文章
┌──
2.10等job执行完成后，删除Job的临时工作目录的内容

jtFs.delete(submitJobDir, true); //262行

MapTask的工作机制

1.接Job提交流程2.9中，转到LocalJobRunnber的内部类Job 的run()方法

//537行，读取job.splitmetainfo
try {
        TaskSplitMetaInfo[] taskSplitMetaInfos = 
          SplitMetaInfoReader.readSplitMetaInfo(jobId, localFs, conf, systemJobDir);
  //获得reduceTask个数 
  int numReduceTasks = job.getNumReduceTasks();

2.根据切片的个数，创建执行MapTask的 MapTaskRunnable(线程)

//547行
List<RunnableWithThrowable> mapRunnables = getMapTaskRunnables(
            taskSplitMetaInfos, jobId, mapOutputFiles);

3.创建线程池

若是有多个切片，则需要多个maptask，就需要多个线程去执行

ExecutorService mapService = createMapExecutor();

4.执行 MapTaskRunnable

runTasks(mapRunnables, mapService, "map");

5.因为Runnable提交给线程池执行，接下来会执行MapTaskRunnable的run方法。
└──
记录信息
┌──
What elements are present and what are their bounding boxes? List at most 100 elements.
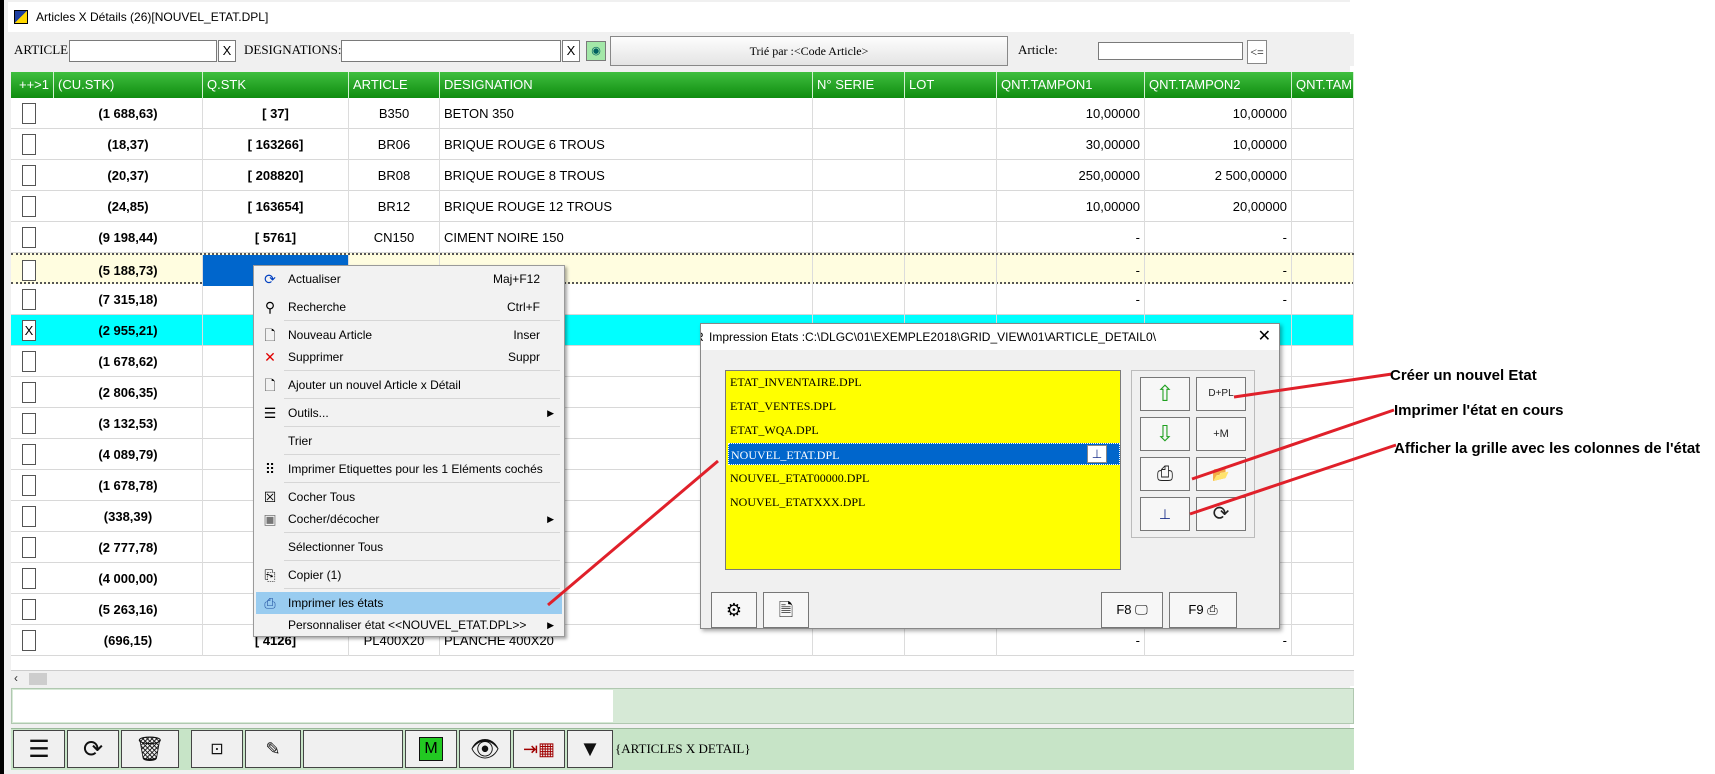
list-item[interactable]: NOUVEL_ETAT00000.DPL — [728, 467, 1120, 489]
list-item[interactable]: ETAT_INVENTAIRE.DPL — [728, 371, 1120, 393]
table-row[interactable]: (18,37)[ 163266] BR06 BRIQUE ROUGE 6 TROUS… — [11, 129, 1354, 160]
document-icon[interactable]: 🗎 — [763, 592, 809, 628]
scroll-thumb[interactable] — [29, 673, 47, 685]
table-row[interactable]: (7 315,18) - - — [11, 284, 1354, 315]
col-header-cu-stk[interactable]: (CU.STK) — [54, 72, 203, 98]
menu-item-ajouter-article-detail[interactable]: 🗋 Ajouter un nouvel Article x Détail — [256, 374, 562, 396]
row-checkbox[interactable] — [22, 289, 36, 310]
row-checkbox[interactable] — [22, 413, 36, 434]
move-down-icon[interactable]: ⇩ — [1140, 417, 1190, 451]
menu-item-cocher-decocher[interactable]: ▣ Cocher/décocher ▶ — [256, 508, 562, 530]
f8-preview-button[interactable]: F8 🖵 — [1101, 592, 1163, 628]
row-checkbox[interactable] — [22, 568, 36, 589]
refresh-icon[interactable]: ⟳ — [67, 730, 119, 768]
col-header-designation[interactable]: DESIGNATION — [440, 72, 813, 98]
menu-item-nouveau-article[interactable]: 🗋 Nouveau Article Inser — [256, 324, 562, 346]
row-checkbox[interactable] — [22, 165, 36, 186]
tools-icon: ☰ — [263, 405, 277, 421]
eye-icon[interactable]: ◉ — [586, 41, 606, 61]
print-xls-icon[interactable]: ⎙ — [1140, 457, 1190, 491]
labels-icon: ⠿ — [264, 461, 276, 477]
row-checkbox[interactable] — [22, 351, 36, 372]
back-button[interactable]: <= — [1247, 40, 1267, 64]
col-header-check[interactable]: ++>1 — [11, 72, 54, 98]
cell-t3 — [1292, 98, 1354, 129]
table-row[interactable]: (696,15)[ 4126] PL400X20 PLANCHE 400X20- - — [11, 625, 1354, 656]
article-goto-input[interactable] — [1098, 42, 1243, 60]
excel-m-button[interactable]: M — [405, 730, 457, 768]
move-up-icon[interactable]: ⇧ — [1140, 377, 1190, 411]
refresh-list-icon[interactable]: ⟳ — [1196, 497, 1246, 531]
designations-search-input[interactable] — [341, 40, 561, 62]
list-item[interactable]: ETAT_WQA.DPL — [728, 419, 1120, 441]
settings-tools-icon[interactable]: ⚙ — [711, 592, 757, 628]
show-grid-icon[interactable]: ⊥ — [1140, 497, 1190, 531]
edit-card-icon[interactable]: ✎ — [245, 730, 301, 768]
row-checkbox[interactable]: X — [22, 320, 36, 341]
f9-print-button[interactable]: F9 ⎙ — [1169, 592, 1237, 628]
table-row[interactable]: (20,37)[ 208820] BR08 BRIQUE ROUGE 8 TROUS… — [11, 160, 1354, 191]
col-header-tampon2[interactable]: QNT.TAMPON2 — [1145, 72, 1292, 98]
table-row[interactable]: (24,85)[ 163654] BR12 BRIQUE ROUGE 12 TROU… — [11, 191, 1354, 222]
list-item-selected[interactable]: NOUVEL_ETAT.DPL ⊥ — [728, 443, 1120, 465]
col-header-tampon3[interactable]: QNT.TAM — [1292, 72, 1354, 98]
blank-toolbar-button[interactable] — [303, 730, 403, 768]
col-header-tampon1[interactable]: QNT.TAMPON1 — [997, 72, 1145, 98]
menu-item-supprimer[interactable]: ✕ Supprimer Suppr — [256, 346, 562, 368]
open-folder-icon[interactable]: 📂 — [1196, 457, 1246, 491]
close-icon[interactable]: ✕ — [1258, 324, 1271, 350]
eye-view-icon[interactable]: 👁 — [459, 730, 511, 768]
new-state-button[interactable]: D+PL — [1196, 377, 1246, 411]
col-header-article[interactable]: ARTICLE — [349, 72, 440, 98]
table-row[interactable]: (5 188,73) - - — [11, 253, 1354, 286]
row-checkbox[interactable] — [22, 382, 36, 403]
row-checkbox[interactable] — [22, 444, 36, 465]
filter-icon[interactable]: ▼ — [567, 730, 613, 768]
col-header-q-stk[interactable]: Q.STK — [203, 72, 349, 98]
row-checkbox[interactable] — [22, 196, 36, 217]
table-row[interactable]: (1 688,63)[ 37] B350 BETON 350 10,00000 10,0… — [11, 98, 1354, 129]
cell-t1: 250,00000 — [997, 160, 1145, 191]
hamburger-menu-icon[interactable]: ☰ — [13, 730, 65, 768]
menu-item-imprimer-etats[interactable]: ⎙ Imprimer les états — [256, 592, 562, 614]
row-checkbox[interactable] — [22, 227, 36, 248]
row-checkbox[interactable] — [22, 537, 36, 558]
row-checkbox[interactable] — [22, 103, 36, 124]
menu-item-selectionner-tous[interactable]: Sélectionner Tous — [256, 536, 562, 558]
list-item[interactable]: NOUVEL_ETATXXX.DPL — [728, 491, 1120, 513]
column-grid-icon[interactable]: ⇥▦ — [513, 730, 565, 768]
label-print-icon[interactable]: ⊡ — [191, 730, 243, 768]
row-checkbox[interactable] — [22, 260, 36, 281]
menu-item-outils[interactable]: ☰ Outils... ▶ — [256, 402, 562, 424]
clear-designations-button[interactable]: X — [562, 40, 580, 62]
add-model-button[interactable]: +M — [1196, 417, 1246, 451]
row-checkbox[interactable] — [22, 599, 36, 620]
menu-item-personnaliser-etat[interactable]: Personnaliser état <<NOUVEL_ETAT.DPL>> ▶ — [256, 614, 562, 636]
menu-item-recherche[interactable]: ⚲ Recherche Ctrl+F — [256, 296, 562, 318]
cell-t2: - — [1145, 222, 1292, 253]
menu-item-cocher-tous[interactable]: ☒ Cocher Tous — [256, 486, 562, 508]
scroll-left-icon[interactable]: ‹ — [14, 671, 18, 685]
row-checkbox[interactable] — [22, 475, 36, 496]
col-header-lot[interactable]: LOT — [905, 72, 997, 98]
row-checkbox[interactable] — [22, 506, 36, 527]
article-search-input[interactable] — [69, 40, 217, 62]
row-checkbox[interactable] — [22, 630, 36, 651]
menu-item-imprimer-etiquettes[interactable]: ⠿ Imprimer Etiquettes pour les 1 Elément… — [256, 458, 562, 480]
col-header-serie[interactable]: N° SERIE — [813, 72, 905, 98]
sort-button[interactable]: Trié par :<Code Article> — [610, 36, 1008, 66]
state-files-list: ETAT_INVENTAIRE.DPL ETAT_VENTES.DPL ETAT… — [725, 370, 1121, 570]
table-row[interactable]: (9 198,44)[ 5761] CN150 CIMENT NOIRE 150 - - — [11, 222, 1354, 253]
designations-label: DESIGNATIONS: — [244, 42, 342, 57]
menu-separator — [284, 588, 560, 589]
menu-item-actualiser[interactable]: ⟳ Actualiser Maj+F12 — [256, 268, 562, 290]
menu-item-trier[interactable]: Trier — [256, 430, 562, 452]
menu-label: Actualiser — [288, 272, 341, 286]
horizontal-scrollbar[interactable]: ‹ — [11, 670, 1354, 686]
row-checkbox[interactable] — [22, 134, 36, 155]
grid-view-small-icon[interactable]: ⊥ — [1087, 445, 1107, 463]
list-item[interactable]: ETAT_VENTES.DPL — [728, 395, 1120, 417]
menu-item-copier[interactable]: ⎘ Copier (1) — [256, 564, 562, 586]
clear-article-button[interactable]: X — [218, 40, 236, 62]
trash-icon[interactable]: 🗑 — [121, 730, 179, 768]
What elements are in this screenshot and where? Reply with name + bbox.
└──
目标
抄录文章中从“jtFs.delete(submitJobDir, true); //262行”到“skRunnable(线程)”的文字，首尾两处都包括在内。 这些记录取自另一来源。

答案
jtFs.delete(submitJobDir, true); //262行

MapTask的工作机制

1.接Job提交流程2.9中，转到LocalJobRunnber的内部类Job 的run()方法

//537行，读取job.splitmetainfo
try {
        TaskSplitMetaInfo[] taskSplitMetaInfos = 
          SplitMetaInfoReader.readSplitMetaInfo(jobId, localFs, conf, systemJobDir);
  //获得reduceTask个数 
  int numReduceTasks = job.getNumReduceTasks();

2.根据切片的个数，创建执行MapTask的 MapTaskRunnable(线程)